Instruction:
Sort through the data and copy the lines holding the word "Центра".

──────────

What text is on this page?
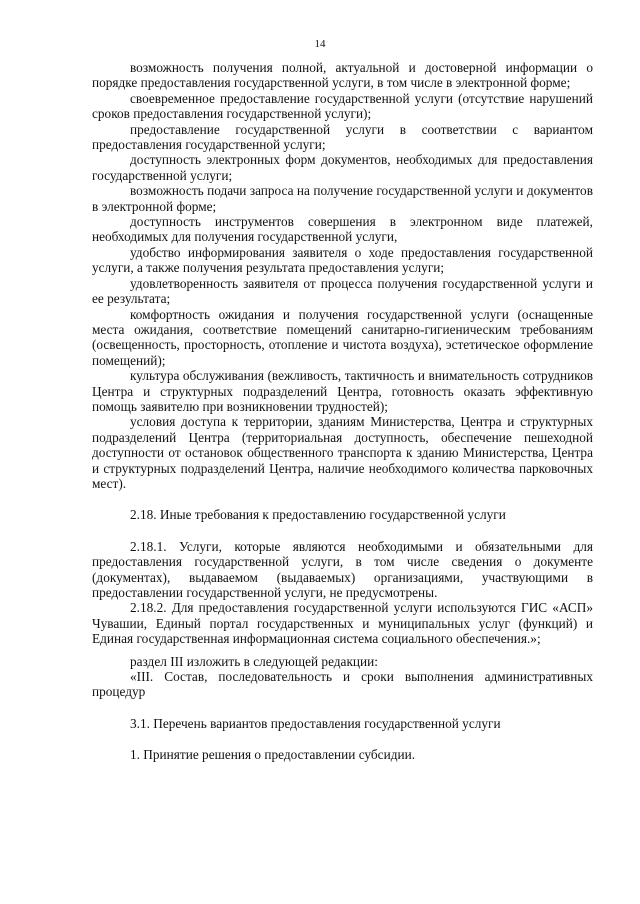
14

возможность получения полной, актуальной и достоверной информации о порядке предоставления государственной услуги, в том числе в электронной форме;

своевременное предоставление государственной услуги (отсутствие нарушений сроков предоставления государственной услуги);

предоставление государственной услуги в соответствии с вариантом предоставления государственной услуги;

доступность электронных форм документов, необходимых для предоставления государственной услуги;

возможность подачи запроса на получение государственной услуги и документов в электронной форме;

доступность инструментов совершения в электронном виде платежей, необходимых для получения государственной услуги,

удобство информирования заявителя о ходе предоставления государственной услуги, а также получения результата предоставления услуги;

удовлетворенность заявителя от процесса получения государственной услуги и ее результата;

комфортность ожидания и получения государственной услуги (оснащенные места ожидания, соответствие помещений санитарно-гигиеническим требованиям (освещенность, просторность, отопление и чистота воздуха), эстетическое оформление помещений);

культура обслуживания (вежливость, тактичность и внимательность сотрудников Центра и структурных подразделений Центра, готовность оказать эффективную помощь заявителю при возникновении трудностей);

условия доступа к территории, зданиям Министерства, Центра и структурных подразделений Центра (территориальная доступность, обеспечение пешеходной доступности от остановок общественного транспорта к зданию Министерства, Центра и структурных подразделений Центра, наличие необходимого количества парковочных мест).

2.18. Иные требования к предоставлению государственной услуги

2.18.1. Услуги, которые являются необходимыми и обязательными для предоставления государственной услуги, в том числе сведения о документе (документах), выдаваемом (выдаваемых) организациями, участвующими в предоставлении государственной услуги, не предусмотрены.

2.18.2. Для предоставления государственной услуги используются ГИС «АСП» Чувашии, Единый портал государственных и муниципальных услуг (функций) и Единая государственная информационная система социального обеспечения.»;

раздел III изложить в следующей редакции:

«III. Состав, последовательность и сроки выполнения административных процедур

3.1. Перечень вариантов предоставления государственной услуги

1. Принятие решения о предоставлении субсидии.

──────────

Expected answer:
культура обслуживания (вежливость, тактичность и внимательность сотрудников Центра и структурных подразделений Центра, готовность оказать эффективную помощь заявителю при возникновении трудностей);
условия доступа к территории, зданиям Министерства, Центра и структурных подразделений Центра (территориальная доступность, обеспечение пешеходной доступности от остановок общественного транспорта к зданию Министерства, Центра и структурных подразделений Центра, наличие необходимого количества парковочных мест).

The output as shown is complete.